▶ [Given records]:
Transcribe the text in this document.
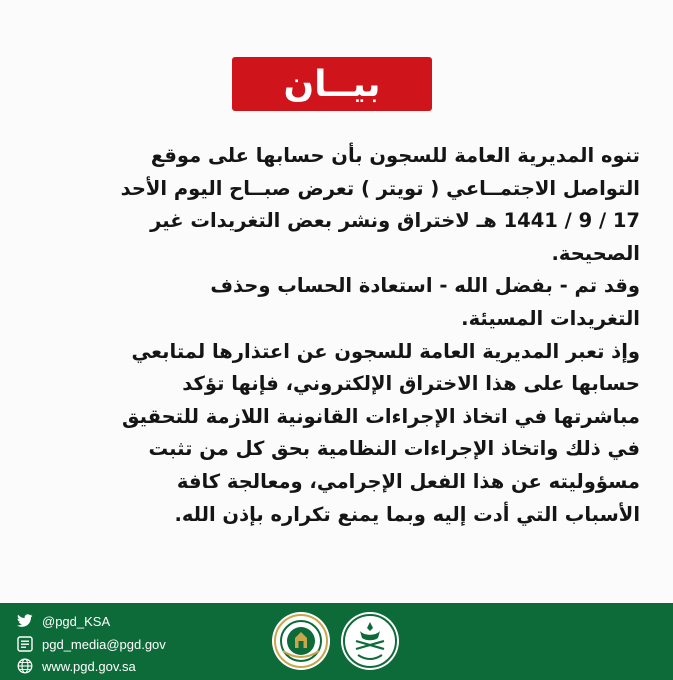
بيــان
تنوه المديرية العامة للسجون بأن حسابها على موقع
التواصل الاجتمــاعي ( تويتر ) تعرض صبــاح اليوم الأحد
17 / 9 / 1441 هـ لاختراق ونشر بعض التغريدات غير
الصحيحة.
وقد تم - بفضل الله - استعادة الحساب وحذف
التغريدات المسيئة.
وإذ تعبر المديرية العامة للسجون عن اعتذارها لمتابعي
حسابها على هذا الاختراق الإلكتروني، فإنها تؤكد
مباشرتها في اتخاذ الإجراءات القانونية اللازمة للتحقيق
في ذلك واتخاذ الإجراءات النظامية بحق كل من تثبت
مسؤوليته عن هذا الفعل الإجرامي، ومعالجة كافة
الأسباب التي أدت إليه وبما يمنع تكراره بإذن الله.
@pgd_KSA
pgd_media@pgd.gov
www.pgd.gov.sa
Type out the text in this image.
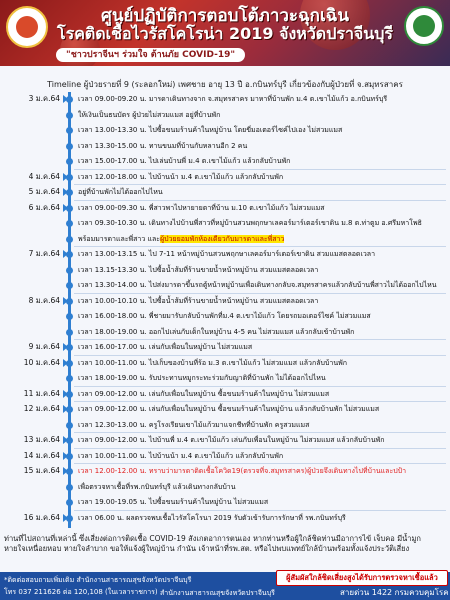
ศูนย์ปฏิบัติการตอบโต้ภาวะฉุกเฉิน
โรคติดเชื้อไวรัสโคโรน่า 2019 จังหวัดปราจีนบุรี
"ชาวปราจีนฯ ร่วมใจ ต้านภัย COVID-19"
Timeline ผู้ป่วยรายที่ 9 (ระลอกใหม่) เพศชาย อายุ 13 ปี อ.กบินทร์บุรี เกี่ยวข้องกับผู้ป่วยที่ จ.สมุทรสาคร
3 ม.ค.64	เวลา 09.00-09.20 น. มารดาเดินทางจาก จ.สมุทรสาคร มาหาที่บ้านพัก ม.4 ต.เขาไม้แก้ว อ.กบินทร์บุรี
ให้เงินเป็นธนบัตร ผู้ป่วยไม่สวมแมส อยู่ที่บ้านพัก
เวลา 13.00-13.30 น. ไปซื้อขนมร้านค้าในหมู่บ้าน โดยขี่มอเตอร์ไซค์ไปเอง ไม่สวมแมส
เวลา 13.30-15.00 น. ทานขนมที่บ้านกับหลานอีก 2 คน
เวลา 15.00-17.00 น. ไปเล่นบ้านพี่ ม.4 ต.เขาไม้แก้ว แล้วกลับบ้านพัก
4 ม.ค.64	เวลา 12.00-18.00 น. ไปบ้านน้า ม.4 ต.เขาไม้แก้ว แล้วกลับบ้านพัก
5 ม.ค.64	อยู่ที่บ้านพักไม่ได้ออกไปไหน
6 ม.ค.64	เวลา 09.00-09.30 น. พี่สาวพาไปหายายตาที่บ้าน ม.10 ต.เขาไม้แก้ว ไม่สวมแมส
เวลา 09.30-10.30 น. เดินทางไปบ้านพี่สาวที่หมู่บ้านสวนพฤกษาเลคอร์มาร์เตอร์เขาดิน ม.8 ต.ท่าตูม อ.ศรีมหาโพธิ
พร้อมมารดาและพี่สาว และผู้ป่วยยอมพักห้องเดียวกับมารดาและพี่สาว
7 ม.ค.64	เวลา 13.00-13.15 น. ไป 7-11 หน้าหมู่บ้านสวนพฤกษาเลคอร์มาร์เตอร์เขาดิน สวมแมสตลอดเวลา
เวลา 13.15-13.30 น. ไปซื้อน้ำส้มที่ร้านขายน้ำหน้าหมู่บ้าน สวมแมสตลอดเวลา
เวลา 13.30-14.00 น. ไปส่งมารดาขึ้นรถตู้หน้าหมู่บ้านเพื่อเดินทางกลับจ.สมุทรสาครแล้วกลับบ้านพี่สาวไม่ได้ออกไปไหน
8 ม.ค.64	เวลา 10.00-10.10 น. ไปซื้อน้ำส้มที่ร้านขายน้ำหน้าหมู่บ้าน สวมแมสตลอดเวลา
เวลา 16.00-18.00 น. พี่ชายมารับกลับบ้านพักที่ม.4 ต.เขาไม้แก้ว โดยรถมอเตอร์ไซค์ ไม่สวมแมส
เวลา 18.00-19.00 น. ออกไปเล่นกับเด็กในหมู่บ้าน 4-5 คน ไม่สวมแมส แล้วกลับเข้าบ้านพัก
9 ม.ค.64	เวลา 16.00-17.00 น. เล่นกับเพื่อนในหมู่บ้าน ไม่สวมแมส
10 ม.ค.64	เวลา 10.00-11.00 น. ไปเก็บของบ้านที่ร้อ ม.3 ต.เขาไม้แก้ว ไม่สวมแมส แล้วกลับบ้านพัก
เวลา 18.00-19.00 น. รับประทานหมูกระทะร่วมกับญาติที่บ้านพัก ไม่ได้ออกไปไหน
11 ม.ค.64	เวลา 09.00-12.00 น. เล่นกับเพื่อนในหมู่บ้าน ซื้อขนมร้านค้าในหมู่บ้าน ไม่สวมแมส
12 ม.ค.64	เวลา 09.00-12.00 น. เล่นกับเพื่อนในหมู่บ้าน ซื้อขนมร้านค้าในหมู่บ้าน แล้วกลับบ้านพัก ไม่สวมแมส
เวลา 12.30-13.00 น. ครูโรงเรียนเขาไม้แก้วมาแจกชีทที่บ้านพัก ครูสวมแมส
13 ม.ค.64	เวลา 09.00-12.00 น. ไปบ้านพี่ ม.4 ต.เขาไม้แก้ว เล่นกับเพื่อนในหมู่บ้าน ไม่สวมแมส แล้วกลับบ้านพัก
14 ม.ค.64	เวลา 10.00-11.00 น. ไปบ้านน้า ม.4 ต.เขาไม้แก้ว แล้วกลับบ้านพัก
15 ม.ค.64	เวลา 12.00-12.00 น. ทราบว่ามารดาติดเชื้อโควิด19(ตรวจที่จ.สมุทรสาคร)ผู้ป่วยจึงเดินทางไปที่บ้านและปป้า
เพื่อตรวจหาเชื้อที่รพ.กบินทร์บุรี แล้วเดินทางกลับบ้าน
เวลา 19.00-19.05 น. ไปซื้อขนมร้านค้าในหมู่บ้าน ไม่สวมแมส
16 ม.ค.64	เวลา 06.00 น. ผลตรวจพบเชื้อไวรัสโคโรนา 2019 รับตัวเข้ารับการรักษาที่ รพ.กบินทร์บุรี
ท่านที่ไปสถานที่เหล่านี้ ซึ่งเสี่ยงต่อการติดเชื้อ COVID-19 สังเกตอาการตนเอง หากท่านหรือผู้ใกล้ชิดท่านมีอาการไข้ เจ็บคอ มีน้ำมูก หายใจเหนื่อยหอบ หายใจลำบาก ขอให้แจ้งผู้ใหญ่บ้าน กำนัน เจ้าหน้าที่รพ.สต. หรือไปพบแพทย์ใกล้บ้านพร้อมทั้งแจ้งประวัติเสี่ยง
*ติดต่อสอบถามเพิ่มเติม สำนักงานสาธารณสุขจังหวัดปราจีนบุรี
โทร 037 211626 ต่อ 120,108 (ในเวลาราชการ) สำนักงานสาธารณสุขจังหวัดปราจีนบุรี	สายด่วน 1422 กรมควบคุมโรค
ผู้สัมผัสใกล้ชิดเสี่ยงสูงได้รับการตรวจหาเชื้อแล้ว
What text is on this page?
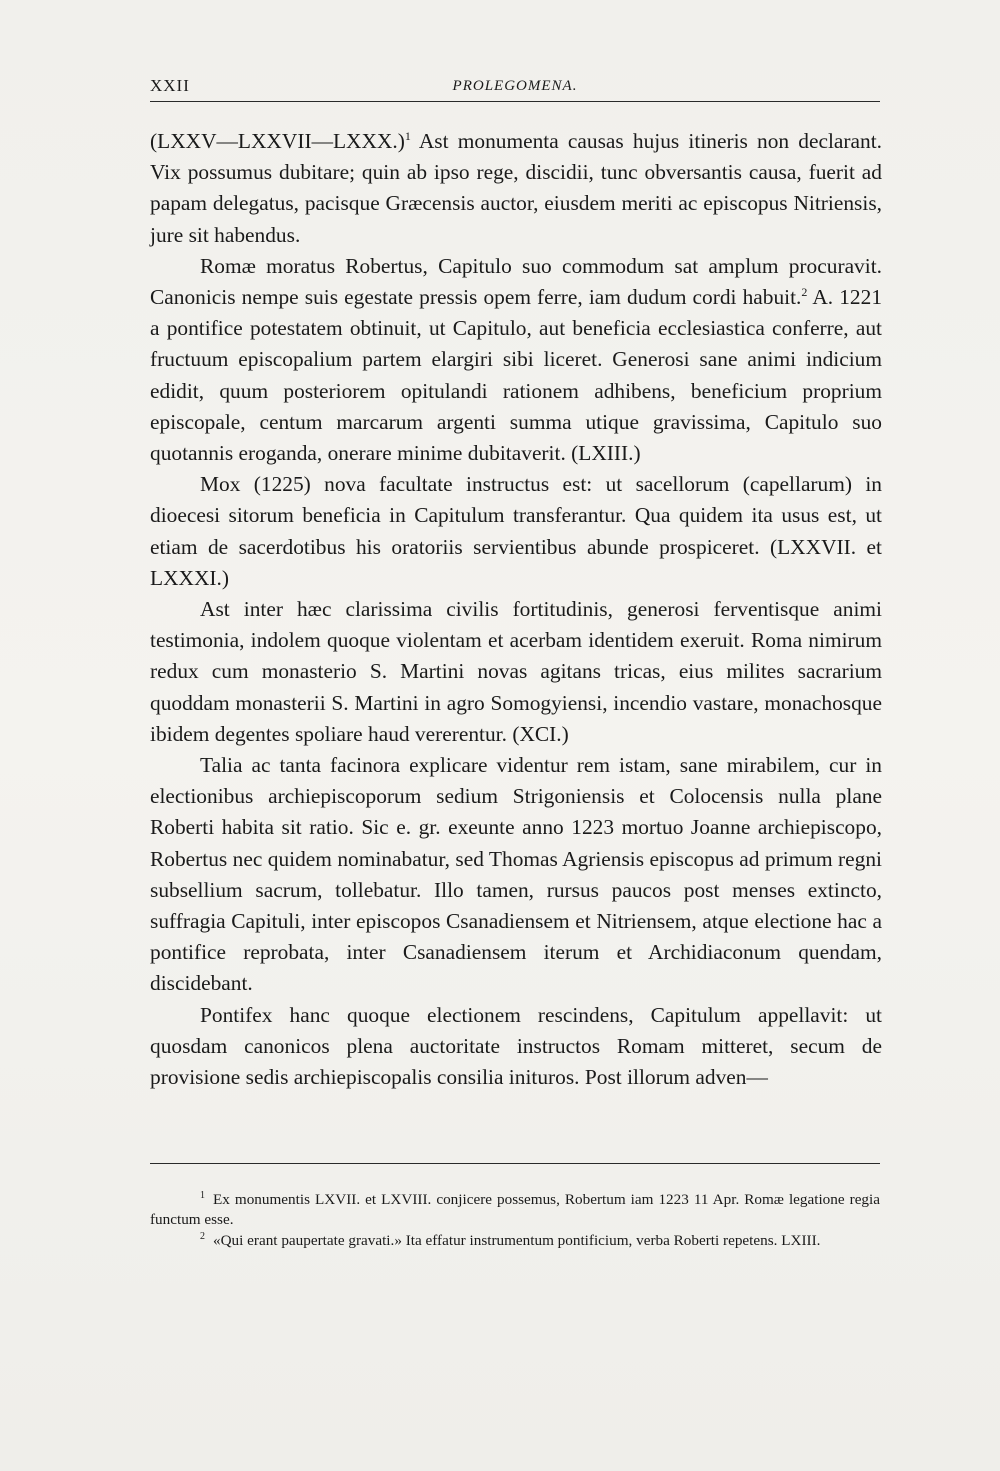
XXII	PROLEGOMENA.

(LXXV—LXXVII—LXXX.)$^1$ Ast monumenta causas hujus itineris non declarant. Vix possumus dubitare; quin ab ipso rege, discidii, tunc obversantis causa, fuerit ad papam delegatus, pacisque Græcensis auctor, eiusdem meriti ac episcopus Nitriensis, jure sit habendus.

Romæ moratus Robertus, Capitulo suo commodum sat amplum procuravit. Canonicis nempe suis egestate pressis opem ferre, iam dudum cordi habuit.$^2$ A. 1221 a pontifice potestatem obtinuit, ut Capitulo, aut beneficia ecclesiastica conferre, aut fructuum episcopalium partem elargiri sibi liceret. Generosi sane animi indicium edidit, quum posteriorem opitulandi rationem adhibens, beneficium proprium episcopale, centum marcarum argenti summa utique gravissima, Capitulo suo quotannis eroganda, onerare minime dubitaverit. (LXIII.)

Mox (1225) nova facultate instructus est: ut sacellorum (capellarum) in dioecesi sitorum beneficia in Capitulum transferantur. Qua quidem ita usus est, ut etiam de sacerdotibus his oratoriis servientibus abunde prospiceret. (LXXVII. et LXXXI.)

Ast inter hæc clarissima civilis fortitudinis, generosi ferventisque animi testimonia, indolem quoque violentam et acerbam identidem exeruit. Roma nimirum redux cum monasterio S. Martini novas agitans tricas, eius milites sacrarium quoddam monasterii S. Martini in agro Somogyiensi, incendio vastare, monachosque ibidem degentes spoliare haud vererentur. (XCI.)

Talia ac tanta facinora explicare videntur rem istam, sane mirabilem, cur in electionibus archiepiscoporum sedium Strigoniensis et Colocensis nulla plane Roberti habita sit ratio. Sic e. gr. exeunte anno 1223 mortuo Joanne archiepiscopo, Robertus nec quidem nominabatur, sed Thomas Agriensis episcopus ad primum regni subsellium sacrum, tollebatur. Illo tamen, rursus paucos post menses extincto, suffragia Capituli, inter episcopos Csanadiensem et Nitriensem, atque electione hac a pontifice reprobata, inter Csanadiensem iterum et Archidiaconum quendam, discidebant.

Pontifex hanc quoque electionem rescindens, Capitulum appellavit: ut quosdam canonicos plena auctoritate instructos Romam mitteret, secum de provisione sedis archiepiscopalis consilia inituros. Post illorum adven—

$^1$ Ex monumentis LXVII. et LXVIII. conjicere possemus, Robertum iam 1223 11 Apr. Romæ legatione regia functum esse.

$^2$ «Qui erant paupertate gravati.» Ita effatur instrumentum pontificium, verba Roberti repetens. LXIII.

▶ [Direction]: Search the preceding listing for the word "อนในหม" and pull out every line that holds it.

▶ [Written answer]:
9 ม.ค.64	เวลา 16.00-17.00 น. เล่นกับเพื่อนในหมู่บ้าน ไม่สวมแมส
11 ม.ค.64	เวลา 09.00-12.00 น. เล่นกับเพื่อนในหมู่บ้าน ซื้อขนมร้านค้าในหมู่บ้าน ไม่สวมแมส
12 ม.ค.64	เวลา 09.00-12.00 น. เล่นกับเพื่อนในหมู่บ้าน ซื้อขนมร้านค้าในหมู่บ้าน แล้วกลับบ้านพัก ไม่สวมแมส
13 ม.ค.64	เวลา 09.00-12.00 น. ไปบ้านพี่ ม.4 ต.เขาไม้แก้ว เล่นกับเพื่อนในหมู่บ้าน ไม่สวมแมส แล้วกลับบ้านพัก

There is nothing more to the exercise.